RECORDS FOR THIS EXERCISE
----------

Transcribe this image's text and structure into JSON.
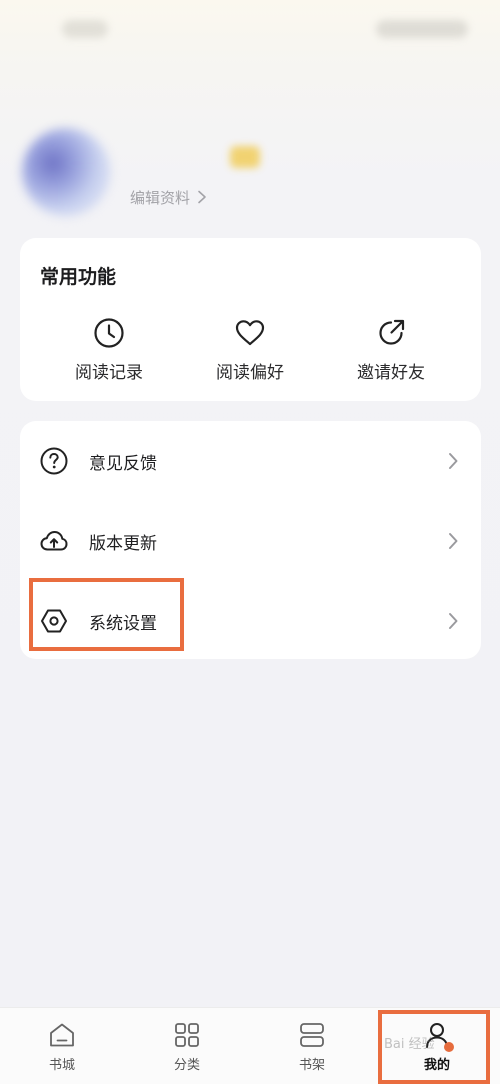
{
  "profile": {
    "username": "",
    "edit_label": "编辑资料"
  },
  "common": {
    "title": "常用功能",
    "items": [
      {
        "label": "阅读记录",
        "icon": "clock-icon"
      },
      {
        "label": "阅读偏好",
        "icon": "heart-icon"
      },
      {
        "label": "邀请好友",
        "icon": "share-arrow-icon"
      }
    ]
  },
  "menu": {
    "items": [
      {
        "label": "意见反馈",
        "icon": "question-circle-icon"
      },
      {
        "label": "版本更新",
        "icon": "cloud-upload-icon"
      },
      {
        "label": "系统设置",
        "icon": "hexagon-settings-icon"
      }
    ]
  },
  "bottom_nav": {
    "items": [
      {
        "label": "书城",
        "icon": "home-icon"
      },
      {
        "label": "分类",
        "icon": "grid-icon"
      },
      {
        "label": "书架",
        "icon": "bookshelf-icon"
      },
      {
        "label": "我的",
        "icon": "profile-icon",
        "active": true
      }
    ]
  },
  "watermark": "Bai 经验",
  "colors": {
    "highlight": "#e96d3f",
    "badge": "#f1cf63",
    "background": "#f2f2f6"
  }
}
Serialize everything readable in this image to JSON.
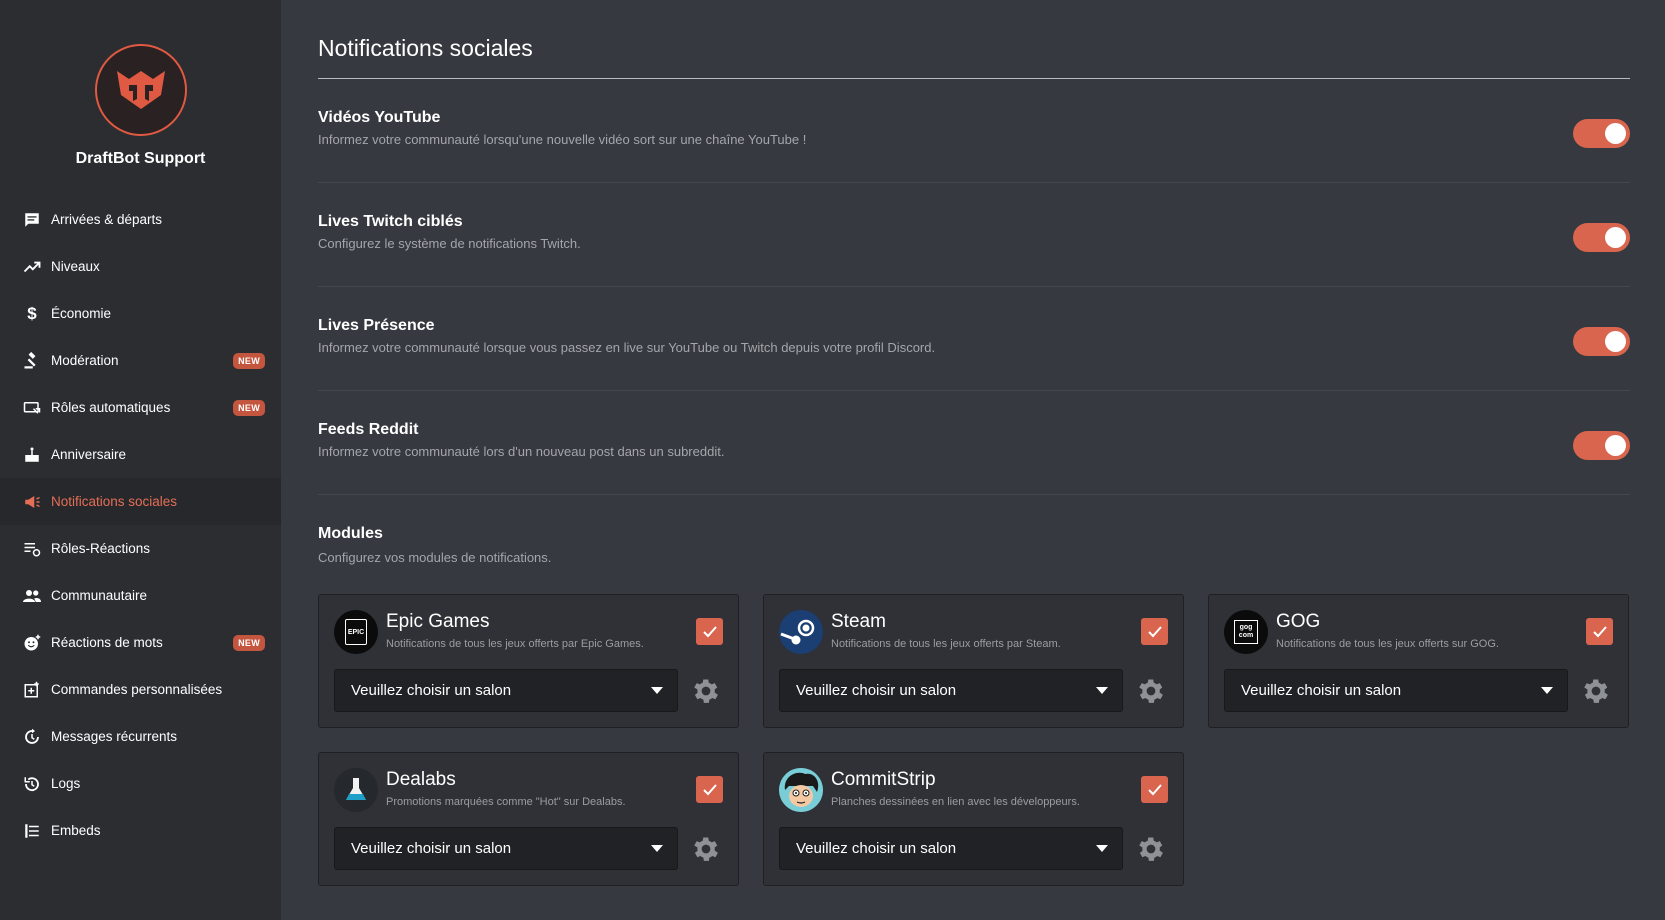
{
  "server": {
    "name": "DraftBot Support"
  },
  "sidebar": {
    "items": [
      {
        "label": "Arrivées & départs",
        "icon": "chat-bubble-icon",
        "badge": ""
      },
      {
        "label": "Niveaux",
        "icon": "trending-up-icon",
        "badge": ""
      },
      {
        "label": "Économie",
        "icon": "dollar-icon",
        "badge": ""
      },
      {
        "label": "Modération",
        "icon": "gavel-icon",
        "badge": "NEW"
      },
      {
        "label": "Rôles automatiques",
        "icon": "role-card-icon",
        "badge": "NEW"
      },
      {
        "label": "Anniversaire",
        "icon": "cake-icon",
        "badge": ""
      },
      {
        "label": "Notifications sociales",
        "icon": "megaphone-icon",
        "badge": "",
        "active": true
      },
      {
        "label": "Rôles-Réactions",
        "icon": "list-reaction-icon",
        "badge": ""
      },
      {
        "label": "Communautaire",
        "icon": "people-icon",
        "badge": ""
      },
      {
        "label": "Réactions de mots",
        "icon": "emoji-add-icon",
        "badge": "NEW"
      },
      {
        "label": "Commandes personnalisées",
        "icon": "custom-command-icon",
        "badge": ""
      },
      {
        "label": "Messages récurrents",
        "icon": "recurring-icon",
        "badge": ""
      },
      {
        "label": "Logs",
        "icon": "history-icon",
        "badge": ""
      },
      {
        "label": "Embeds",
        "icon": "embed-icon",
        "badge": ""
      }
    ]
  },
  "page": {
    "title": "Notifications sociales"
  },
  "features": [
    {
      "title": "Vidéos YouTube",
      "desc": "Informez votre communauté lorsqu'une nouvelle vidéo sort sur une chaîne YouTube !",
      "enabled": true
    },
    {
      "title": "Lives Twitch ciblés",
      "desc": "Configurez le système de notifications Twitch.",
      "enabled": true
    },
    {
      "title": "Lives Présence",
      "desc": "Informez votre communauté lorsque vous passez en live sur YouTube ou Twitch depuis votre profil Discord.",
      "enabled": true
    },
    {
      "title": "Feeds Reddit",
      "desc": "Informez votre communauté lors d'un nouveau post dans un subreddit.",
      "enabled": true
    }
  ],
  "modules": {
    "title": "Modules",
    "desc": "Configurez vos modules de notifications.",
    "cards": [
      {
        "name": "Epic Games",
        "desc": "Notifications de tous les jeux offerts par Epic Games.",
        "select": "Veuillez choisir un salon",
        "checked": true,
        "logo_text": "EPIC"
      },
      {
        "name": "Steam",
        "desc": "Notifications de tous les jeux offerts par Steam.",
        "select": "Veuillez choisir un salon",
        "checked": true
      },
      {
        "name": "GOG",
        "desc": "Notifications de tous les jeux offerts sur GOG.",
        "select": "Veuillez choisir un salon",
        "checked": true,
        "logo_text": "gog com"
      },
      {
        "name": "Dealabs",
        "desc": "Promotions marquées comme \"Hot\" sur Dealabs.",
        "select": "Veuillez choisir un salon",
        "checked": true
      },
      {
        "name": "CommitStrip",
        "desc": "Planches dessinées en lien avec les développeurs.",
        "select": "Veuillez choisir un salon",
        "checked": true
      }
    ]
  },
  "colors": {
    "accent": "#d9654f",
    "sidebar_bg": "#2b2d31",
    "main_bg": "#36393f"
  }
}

----------

EXERCISE TASK
Search the data for the string "sociales". List each line that has it.

EXERCISE RESULT
        "label": "Notifications sociales",
    "title": "Notifications sociales"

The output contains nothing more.